• [EXERCISE BRIEF] Reproduce all of the material exactly as shown.

• [DATA PROVIDED]

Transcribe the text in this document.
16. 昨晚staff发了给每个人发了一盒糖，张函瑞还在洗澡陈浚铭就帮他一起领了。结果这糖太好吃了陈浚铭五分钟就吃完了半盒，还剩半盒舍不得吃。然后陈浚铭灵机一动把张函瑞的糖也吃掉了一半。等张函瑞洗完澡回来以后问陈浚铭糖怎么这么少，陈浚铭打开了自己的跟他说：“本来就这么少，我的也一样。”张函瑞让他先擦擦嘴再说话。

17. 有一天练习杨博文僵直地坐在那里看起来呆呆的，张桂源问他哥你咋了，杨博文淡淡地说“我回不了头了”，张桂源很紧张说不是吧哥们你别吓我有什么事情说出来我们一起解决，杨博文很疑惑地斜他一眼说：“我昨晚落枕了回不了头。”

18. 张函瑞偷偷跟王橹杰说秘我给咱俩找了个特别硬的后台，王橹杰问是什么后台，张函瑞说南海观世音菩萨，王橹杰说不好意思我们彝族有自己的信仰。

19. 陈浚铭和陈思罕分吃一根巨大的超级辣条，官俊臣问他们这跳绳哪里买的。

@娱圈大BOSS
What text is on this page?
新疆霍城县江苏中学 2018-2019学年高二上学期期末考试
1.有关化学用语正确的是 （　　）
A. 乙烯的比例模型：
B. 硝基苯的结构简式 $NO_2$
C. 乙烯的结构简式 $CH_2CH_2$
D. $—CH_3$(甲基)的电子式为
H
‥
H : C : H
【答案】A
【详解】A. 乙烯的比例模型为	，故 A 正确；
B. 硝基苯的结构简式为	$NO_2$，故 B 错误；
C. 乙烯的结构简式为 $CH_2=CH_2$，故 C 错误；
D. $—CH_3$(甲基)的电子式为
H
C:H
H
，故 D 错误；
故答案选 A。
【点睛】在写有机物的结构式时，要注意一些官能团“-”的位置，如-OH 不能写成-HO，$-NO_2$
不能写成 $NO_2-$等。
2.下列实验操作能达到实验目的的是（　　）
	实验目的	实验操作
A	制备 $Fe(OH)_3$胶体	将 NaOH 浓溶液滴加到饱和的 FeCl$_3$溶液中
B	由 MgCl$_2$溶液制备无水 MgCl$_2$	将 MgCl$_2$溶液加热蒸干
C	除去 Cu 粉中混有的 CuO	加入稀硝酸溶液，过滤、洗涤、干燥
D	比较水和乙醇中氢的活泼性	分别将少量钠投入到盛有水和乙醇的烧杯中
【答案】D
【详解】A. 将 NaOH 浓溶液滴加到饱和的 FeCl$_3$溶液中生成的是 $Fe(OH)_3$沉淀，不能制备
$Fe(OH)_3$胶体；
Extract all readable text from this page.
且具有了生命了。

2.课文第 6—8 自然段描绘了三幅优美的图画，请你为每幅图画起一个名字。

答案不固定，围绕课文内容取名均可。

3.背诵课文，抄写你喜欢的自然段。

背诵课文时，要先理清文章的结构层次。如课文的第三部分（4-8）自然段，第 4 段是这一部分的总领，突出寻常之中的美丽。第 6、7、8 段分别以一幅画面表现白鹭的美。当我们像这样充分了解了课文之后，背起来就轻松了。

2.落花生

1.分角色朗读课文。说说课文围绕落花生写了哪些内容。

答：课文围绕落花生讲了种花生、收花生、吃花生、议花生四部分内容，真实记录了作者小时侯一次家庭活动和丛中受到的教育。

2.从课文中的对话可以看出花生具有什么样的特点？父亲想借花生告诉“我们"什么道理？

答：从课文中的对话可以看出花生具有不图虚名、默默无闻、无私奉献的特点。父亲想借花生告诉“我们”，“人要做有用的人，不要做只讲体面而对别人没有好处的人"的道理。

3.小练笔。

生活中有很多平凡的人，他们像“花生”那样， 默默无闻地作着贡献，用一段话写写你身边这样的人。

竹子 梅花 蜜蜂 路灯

• [RESULT OF THE EXERCISE]
Transcribe the text in this document.
16. 昨晚staff发了给每个人发了一盒糖，张函瑞还在洗澡陈浚铭就帮他一起领了。结果这糖太好吃了陈浚铭五分钟就吃完了半盒，还剩半盒舍不得吃。然后陈浚铭灵机一动把张函瑞的糖也吃掉了一半。等张函瑞洗完澡回来以后问陈浚铭糖怎么这么少，陈浚铭打开了自己的跟他说：“本来就这么少，我的也一样。”张函瑞让他先擦擦嘴再说话。

17. 有一天练习杨博文僵直地坐在那里看起来呆呆的，张桂源问他哥你咋了，杨博文淡淡地说“我回不了头了”，张桂源很紧张说不是吧哥们你别吓我有什么事情说出来我们一起解决，杨博文很疑惑地斜他一眼说：“我昨晚落枕了回不了头。”

18. 张函瑞偷偷跟王橹杰说秘我给咱俩找了个特别硬的后台，王橹杰问是什么后台，张函瑞说南海观世音菩萨，王橹杰说不好意思我们彝族有自己的信仰。

19. 陈浚铭和陈思罕分吃一根巨大的超级辣条，官俊臣问他们这跳绳哪里买的。

@娱圈大BOSS
What text is on this page?
新疆霍城县江苏中学 2018-2019学年高二上学期期末考试
1.有关化学用语正确的是 （　　）
A. 乙烯的比例模型：
B. 硝基苯的结构简式 $NO_2$
C. 乙烯的结构简式 $CH_2CH_2$
D. $—CH_3$(甲基)的电子式为
H
‥
H : C : H
【答案】A
【详解】A. 乙烯的比例模型为	，故 A 正确；
B. 硝基苯的结构简式为	$NO_2$，故 B 错误；
C. 乙烯的结构简式为 $CH_2=CH_2$，故 C 错误；
D. $—CH_3$(甲基)的电子式为
H
C:H
H
，故 D 错误；
故答案选 A。
【点睛】在写有机物的结构式时，要注意一些官能团“-”的位置，如-OH 不能写成-HO，$-NO_2$
不能写成 $NO_2-$等。
2.下列实验操作能达到实验目的的是（　　）
	实验目的	实验操作
A	制备 $Fe(OH)_3$胶体	将 NaOH 浓溶液滴加到饱和的 FeCl$_3$溶液中
B	由 MgCl$_2$溶液制备无水 MgCl$_2$	将 MgCl$_2$溶液加热蒸干
C	除去 Cu 粉中混有的 CuO	加入稀硝酸溶液，过滤、洗涤、干燥
D	比较水和乙醇中氢的活泼性	分别将少量钠投入到盛有水和乙醇的烧杯中
【答案】D
【详解】A. 将 NaOH 浓溶液滴加到饱和的 FeCl$_3$溶液中生成的是 $Fe(OH)_3$沉淀，不能制备
$Fe(OH)_3$胶体；
Extract all readable text from this page.
且具有了生命了。

2.课文第 6—8 自然段描绘了三幅优美的图画，请你为每幅图画起一个名字。

答案不固定，围绕课文内容取名均可。

3.背诵课文，抄写你喜欢的自然段。

背诵课文时，要先理清文章的结构层次。如课文的第三部分（4-8）自然段，第 4 段是这一部分的总领，突出寻常之中的美丽。第 6、7、8 段分别以一幅画面表现白鹭的美。当我们像这样充分了解了课文之后，背起来就轻松了。

2.落花生

1.分角色朗读课文。说说课文围绕落花生写了哪些内容。

答：课文围绕落花生讲了种花生、收花生、吃花生、议花生四部分内容，真实记录了作者小时侯一次家庭活动和丛中受到的教育。

2.从课文中的对话可以看出花生具有什么样的特点？父亲想借花生告诉“我们"什么道理？

答：从课文中的对话可以看出花生具有不图虚名、默默无闻、无私奉献的特点。父亲想借花生告诉“我们”，“人要做有用的人，不要做只讲体面而对别人没有好处的人"的道理。

3.小练笔。

生活中有很多平凡的人，他们像“花生”那样， 默默无闻地作着贡献，用一段话写写你身边这样的人。

竹子 梅花 蜜蜂 路灯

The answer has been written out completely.